= What you have to do =
Identify and copy all lines of the material where the string "约定俗成" is found.

Dataset items:
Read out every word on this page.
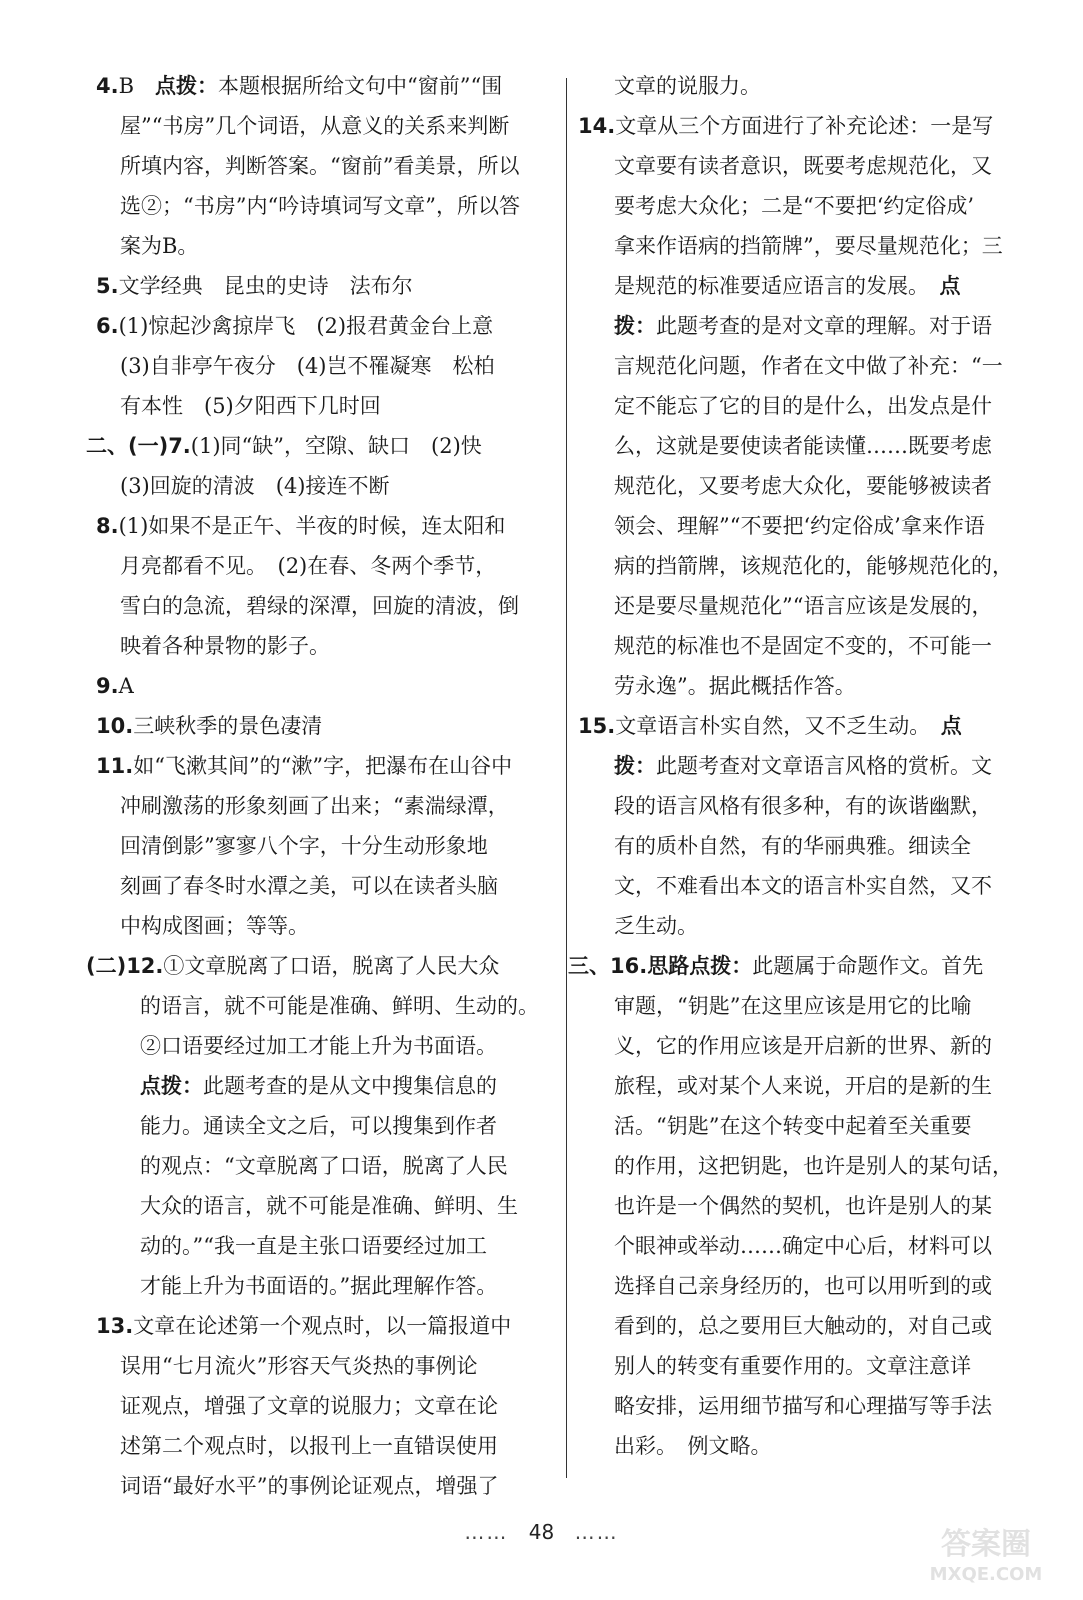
4.B　点拨：本题根据所给文句中“窗前”“围
屋”“书房”几个词语，从意义的关系来判断
所填内容，判断答案。“窗前”看美景，所以
选②；“书房”内“吟诗填词写文章”，所以答
案为B。
5.文学经典　昆虫的史诗　法布尔
6.(1)惊起沙禽掠岸飞　(2)报君黄金台上意
(3)自非亭午夜分　(4)岂不罹凝寒　松柏
有本性　(5)夕阳西下几时回
二、(一)7.(1)同“缺”，空隙、缺口　(2)快
(3)回旋的清波　(4)接连不断
8.(1)如果不是正午、半夜的时候，连太阳和
月亮都看不见。　(2)在春、冬两个季节，
雪白的急流，碧绿的深潭，回旋的清波，倒
映着各种景物的影子。
9.A
10.三峡秋季的景色凄清
11.如“飞漱其间”的“漱”字，把瀑布在山谷中
冲刷激荡的形象刻画了出来；“素湍绿潭，
回清倒影”寥寥八个字，十分生动形象地
刻画了春冬时水潭之美，可以在读者头脑
中构成图画；等等。
(二)12.①文章脱离了口语，脱离了人民大众
的语言，就不可能是准确、鲜明、生动的。
②口语要经过加工才能上升为书面语。
点拨：此题考查的是从文中搜集信息的
能力。通读全文之后，可以搜集到作者
的观点：“文章脱离了口语，脱离了人民
大众的语言，就不可能是准确、鲜明、生
动的。”“我一直是主张口语要经过加工
才能上升为书面语的。”据此理解作答。
13.文章在论述第一个观点时，以一篇报道中
误用“七月流火”形容天气炎热的事例论
证观点，增强了文章的说服力；文章在论
述第二个观点时，以报刊上一直错误使用
词语“最好水平”的事例论证观点，增强了
文章的说服力。
14.文章从三个方面进行了补充论述：一是写
文章要有读者意识，既要考虑规范化，又
要考虑大众化；二是“不要把‘约定俗成’
拿来作语病的挡箭牌”，要尽量规范化；三
是规范的标准要适应语言的发展。　点
拨：此题考查的是对文章的理解。对于语
言规范化问题，作者在文中做了补充：“一
定不能忘了它的目的是什么，出发点是什
么，这就是要使读者能读懂……既要考虑
规范化，又要考虑大众化，要能够被读者
领会、理解”“不要把‘约定俗成’拿来作语
病的挡箭牌，该规范化的，能够规范化的，
还是要尽量规范化”“语言应该是发展的，
规范的标准也不是固定不变的，不可能一
劳永逸”。据此概括作答。
15.文章语言朴实自然，又不乏生动。　点
拨：此题考查对文章语言风格的赏析。文
段的语言风格有很多种，有的诙谐幽默，
有的质朴自然，有的华丽典雅。细读全
文，不难看出本文的语言朴实自然，又不
乏生动。
三、16.思路点拨：此题属于命题作文。首先
审题，“钥匙”在这里应该是用它的比喻
义，它的作用应该是开启新的世界、新的
旅程，或对某个人来说，开启的是新的生
活。“钥匙”在这个转变中起着至关重要
的作用，这把钥匙，也许是别人的某句话，
也许是一个偶然的契机，也许是别人的某
个眼神或举动……确定中心后，材料可以
选择自己亲身经历的，也可以用听到的或
看到的，总之要用巨大触动的，对自己或
别人的转变有重要作用的。文章注意详
略安排，运用细节描写和心理描写等手法
出彩。　例文略。
…… 48 ……	答案圈
MXQE.COM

= Answer to this exercise =
要考虑大众化；二是“不要把‘约定俗成’
领会、理解”“不要把‘约定俗成’拿来作语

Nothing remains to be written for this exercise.